*Given task*
Search the entries for the word "Area" and pull out each line that has it.

*Exercise materials*

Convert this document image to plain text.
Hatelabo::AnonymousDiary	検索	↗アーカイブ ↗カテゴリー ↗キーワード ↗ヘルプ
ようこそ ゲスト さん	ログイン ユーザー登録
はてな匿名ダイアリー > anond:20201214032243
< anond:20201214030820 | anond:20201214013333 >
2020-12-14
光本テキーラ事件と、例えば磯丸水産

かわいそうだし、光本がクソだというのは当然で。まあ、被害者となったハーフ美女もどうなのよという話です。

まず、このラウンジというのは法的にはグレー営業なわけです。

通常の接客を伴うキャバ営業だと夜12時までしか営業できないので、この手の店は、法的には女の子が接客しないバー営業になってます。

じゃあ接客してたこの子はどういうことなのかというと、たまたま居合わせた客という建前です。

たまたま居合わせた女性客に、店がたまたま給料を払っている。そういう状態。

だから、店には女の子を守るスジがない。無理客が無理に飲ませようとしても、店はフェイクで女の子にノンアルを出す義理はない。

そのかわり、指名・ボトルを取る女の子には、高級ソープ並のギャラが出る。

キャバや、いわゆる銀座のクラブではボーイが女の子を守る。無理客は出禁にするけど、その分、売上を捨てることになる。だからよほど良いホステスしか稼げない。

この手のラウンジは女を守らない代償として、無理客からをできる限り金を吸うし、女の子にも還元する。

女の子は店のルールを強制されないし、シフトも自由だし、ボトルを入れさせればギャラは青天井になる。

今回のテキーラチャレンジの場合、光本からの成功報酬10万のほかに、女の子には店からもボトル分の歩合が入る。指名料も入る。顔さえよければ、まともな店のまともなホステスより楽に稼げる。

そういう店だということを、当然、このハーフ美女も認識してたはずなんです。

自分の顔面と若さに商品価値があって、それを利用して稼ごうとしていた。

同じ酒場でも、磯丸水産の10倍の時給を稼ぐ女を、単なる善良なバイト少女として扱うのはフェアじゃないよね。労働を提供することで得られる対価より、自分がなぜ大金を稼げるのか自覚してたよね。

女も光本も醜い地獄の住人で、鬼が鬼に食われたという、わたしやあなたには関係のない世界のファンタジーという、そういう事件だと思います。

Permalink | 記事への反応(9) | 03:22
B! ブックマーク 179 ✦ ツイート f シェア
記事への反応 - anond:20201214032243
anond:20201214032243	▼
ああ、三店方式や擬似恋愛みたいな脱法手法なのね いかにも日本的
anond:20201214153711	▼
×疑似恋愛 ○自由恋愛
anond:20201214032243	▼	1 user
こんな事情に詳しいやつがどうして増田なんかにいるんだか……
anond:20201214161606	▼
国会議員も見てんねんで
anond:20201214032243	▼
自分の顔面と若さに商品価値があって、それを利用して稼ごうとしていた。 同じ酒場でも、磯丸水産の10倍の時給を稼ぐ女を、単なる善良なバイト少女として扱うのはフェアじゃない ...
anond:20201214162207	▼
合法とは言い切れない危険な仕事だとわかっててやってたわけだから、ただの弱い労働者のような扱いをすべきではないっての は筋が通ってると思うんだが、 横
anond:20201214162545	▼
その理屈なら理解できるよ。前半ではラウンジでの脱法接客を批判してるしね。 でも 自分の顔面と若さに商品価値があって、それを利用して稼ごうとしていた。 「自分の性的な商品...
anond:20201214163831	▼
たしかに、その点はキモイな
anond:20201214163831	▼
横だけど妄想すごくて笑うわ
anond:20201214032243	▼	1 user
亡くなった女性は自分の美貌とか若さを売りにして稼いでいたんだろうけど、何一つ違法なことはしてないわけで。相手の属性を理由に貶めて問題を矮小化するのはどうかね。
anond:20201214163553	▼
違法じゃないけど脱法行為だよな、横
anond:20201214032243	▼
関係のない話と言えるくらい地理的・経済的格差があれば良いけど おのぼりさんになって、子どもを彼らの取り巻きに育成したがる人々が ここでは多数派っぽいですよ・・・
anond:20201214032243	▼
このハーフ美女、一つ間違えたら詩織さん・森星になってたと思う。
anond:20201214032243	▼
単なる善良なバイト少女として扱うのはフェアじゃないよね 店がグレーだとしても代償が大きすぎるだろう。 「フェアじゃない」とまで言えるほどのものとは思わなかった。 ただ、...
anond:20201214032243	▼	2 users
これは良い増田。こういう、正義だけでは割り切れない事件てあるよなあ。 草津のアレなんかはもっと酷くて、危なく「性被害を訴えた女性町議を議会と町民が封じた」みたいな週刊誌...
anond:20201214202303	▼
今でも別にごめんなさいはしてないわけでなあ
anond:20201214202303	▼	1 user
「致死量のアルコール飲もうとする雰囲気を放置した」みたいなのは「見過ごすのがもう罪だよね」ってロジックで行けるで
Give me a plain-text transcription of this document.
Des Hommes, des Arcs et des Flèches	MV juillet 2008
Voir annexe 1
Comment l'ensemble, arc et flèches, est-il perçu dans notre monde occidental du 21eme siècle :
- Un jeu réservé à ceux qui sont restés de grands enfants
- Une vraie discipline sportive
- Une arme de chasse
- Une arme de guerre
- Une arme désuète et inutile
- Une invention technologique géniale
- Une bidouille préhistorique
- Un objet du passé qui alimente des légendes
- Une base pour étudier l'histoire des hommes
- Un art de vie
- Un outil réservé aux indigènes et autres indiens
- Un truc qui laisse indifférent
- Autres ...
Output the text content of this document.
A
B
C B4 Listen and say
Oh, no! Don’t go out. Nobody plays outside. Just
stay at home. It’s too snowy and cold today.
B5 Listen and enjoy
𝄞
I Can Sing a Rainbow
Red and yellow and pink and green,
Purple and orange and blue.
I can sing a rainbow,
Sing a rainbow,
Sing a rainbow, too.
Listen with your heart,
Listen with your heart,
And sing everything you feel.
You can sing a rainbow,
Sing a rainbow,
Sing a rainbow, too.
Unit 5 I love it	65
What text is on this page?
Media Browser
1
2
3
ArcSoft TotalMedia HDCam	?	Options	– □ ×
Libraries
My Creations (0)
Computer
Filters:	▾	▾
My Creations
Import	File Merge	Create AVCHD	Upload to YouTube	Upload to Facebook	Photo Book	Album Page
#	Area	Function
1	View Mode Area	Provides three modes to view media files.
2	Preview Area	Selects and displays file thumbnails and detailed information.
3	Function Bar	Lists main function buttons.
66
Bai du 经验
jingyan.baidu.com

*Answer*
#	Area	Function
1	View Mode Area	Provides three modes to view media files.
2	Preview Area	Selects and displays file thumbnails and detailed information.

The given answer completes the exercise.